> Given task:
Collect each line of the records containing the string "Preamble".

> Extracted records:

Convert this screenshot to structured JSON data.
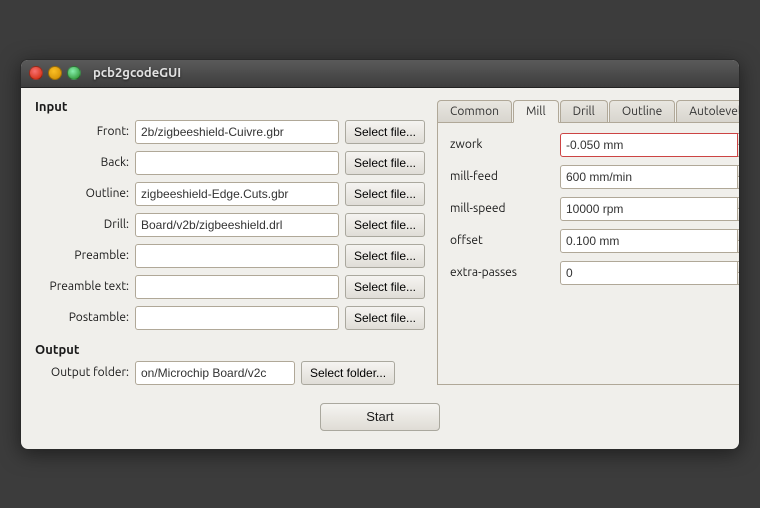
{
  "window": {
    "title": "pcb2gcodeGUI",
    "close_btn": "×",
    "minimize_btn": "–",
    "maximize_btn": "+"
  },
  "input_section": {
    "title": "Input",
    "rows": [
      {
        "label": "Front:",
        "value": "2b/zigbeeshield-Cuivre.gbr",
        "btn": "Select file..."
      },
      {
        "label": "Back:",
        "value": "",
        "btn": "Select file..."
      },
      {
        "label": "Outline:",
        "value": "zigbeeshield-Edge.Cuts.gbr",
        "btn": "Select file..."
      },
      {
        "label": "Drill:",
        "value": "Board/v2b/zigbeeshield.drl",
        "btn": "Select file..."
      },
      {
        "label": "Preamble:",
        "value": "",
        "btn": "Select file..."
      },
      {
        "label": "Preamble text:",
        "value": "",
        "btn": "Select file..."
      },
      {
        "label": "Postamble:",
        "value": "",
        "btn": "Select file..."
      }
    ]
  },
  "output_section": {
    "title": "Output",
    "label": "Output folder:",
    "value": "on/Microchip Board/v2c",
    "btn": "Select folder..."
  },
  "tabs": {
    "items": [
      {
        "id": "common",
        "label": "Common",
        "active": false
      },
      {
        "id": "mill",
        "label": "Mill",
        "active": true
      },
      {
        "id": "drill",
        "label": "Drill",
        "active": false
      },
      {
        "id": "outline",
        "label": "Outline",
        "active": false
      },
      {
        "id": "autoleveller",
        "label": "Autoleveller",
        "active": false
      }
    ]
  },
  "mill_params": {
    "rows": [
      {
        "id": "zwork",
        "label": "zwork",
        "value": "-0.050 mm",
        "highlight": true
      },
      {
        "id": "mill-feed",
        "label": "mill-feed",
        "value": "600 mm/min",
        "highlight": false
      },
      {
        "id": "mill-speed",
        "label": "mill-speed",
        "value": "10000 rpm",
        "highlight": false
      },
      {
        "id": "offset",
        "label": "offset",
        "value": "0.100 mm",
        "highlight": false
      },
      {
        "id": "extra-passes",
        "label": "extra-passes",
        "value": "0",
        "highlight": false
      }
    ]
  },
  "bottom": {
    "start_label": "Start"
  }
}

> Exercise solution:
        "label": "Preamble:",
        "label": "Preamble text:",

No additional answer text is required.